┏━━

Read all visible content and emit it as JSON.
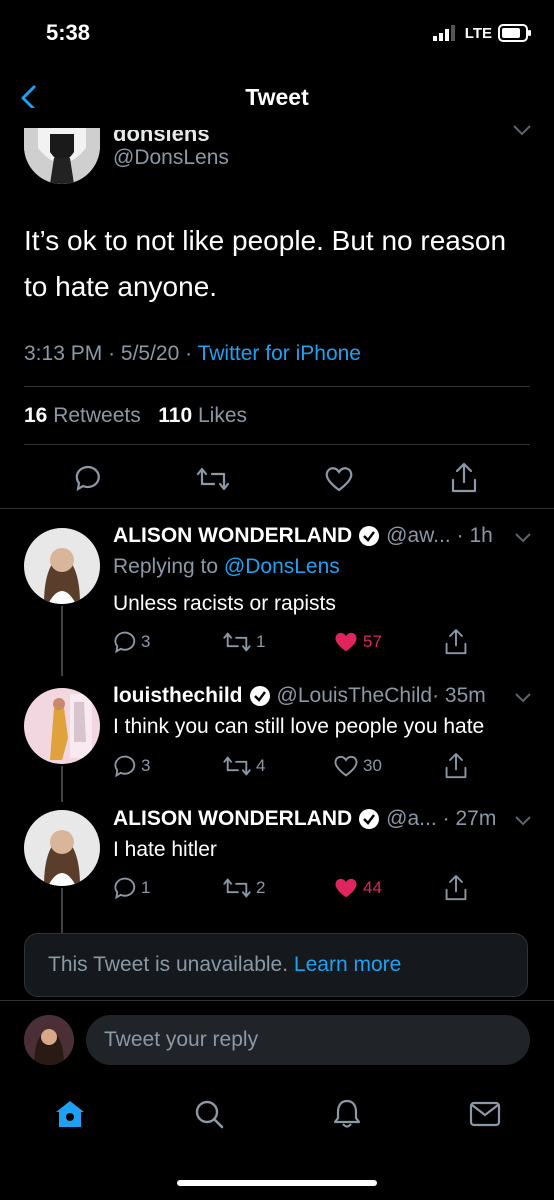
{
  "status": {
    "time": "5:38",
    "network": "LTE"
  },
  "nav": {
    "title": "Tweet"
  },
  "main_tweet": {
    "display_name": "donslens",
    "handle": "@DonsLens",
    "text": "It’s ok to not like people.  But no reason to hate anyone.",
    "time": "3:13 PM",
    "date": "5/5/20",
    "source": "Twitter for iPhone",
    "retweets_count": "16",
    "retweets_label": "Retweets",
    "likes_count": "110",
    "likes_label": "Likes"
  },
  "replies": [
    {
      "name": "ALISON WONDERLAND",
      "handle": "@aw...",
      "time": "· 1h",
      "replying_prefix": "Replying to",
      "replying_to": "@DonsLens",
      "text": "Unless racists or rapists",
      "replies": "3",
      "retweets": "1",
      "likes": "57",
      "liked": true
    },
    {
      "name": "louisthechild",
      "handle": "@LouisTheChild",
      "time": "· 35m",
      "text": "I think you can still love people you hate",
      "replies": "3",
      "retweets": "4",
      "likes": "30",
      "liked": false
    },
    {
      "name": "ALISON WONDERLAND",
      "handle": "@a...",
      "time": "· 27m",
      "text": "I hate hitler",
      "replies": "1",
      "retweets": "2",
      "likes": "44",
      "liked": true
    }
  ],
  "unavailable": {
    "text": "This Tweet is unavailable.",
    "link": "Learn more"
  },
  "reply_bar": {
    "placeholder": "Tweet your reply"
  },
  "colors": {
    "accent": "#1da1f2",
    "like": "#e0245e",
    "background": "#000000",
    "secondary_text": "#8b98a5"
  },
  "tabs": [
    "home-icon",
    "search-icon",
    "notifications-icon",
    "messages-icon"
  ]
}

┗━━

# [Work instructions]
Find the lines with the string "hate" and reproduce them.

# [The completed task]
    "text": "It’s ok to not like people.  But no reason to hate anyone.",
      "text": "I think you can still love people you hate",
      "text": "I hate hitler",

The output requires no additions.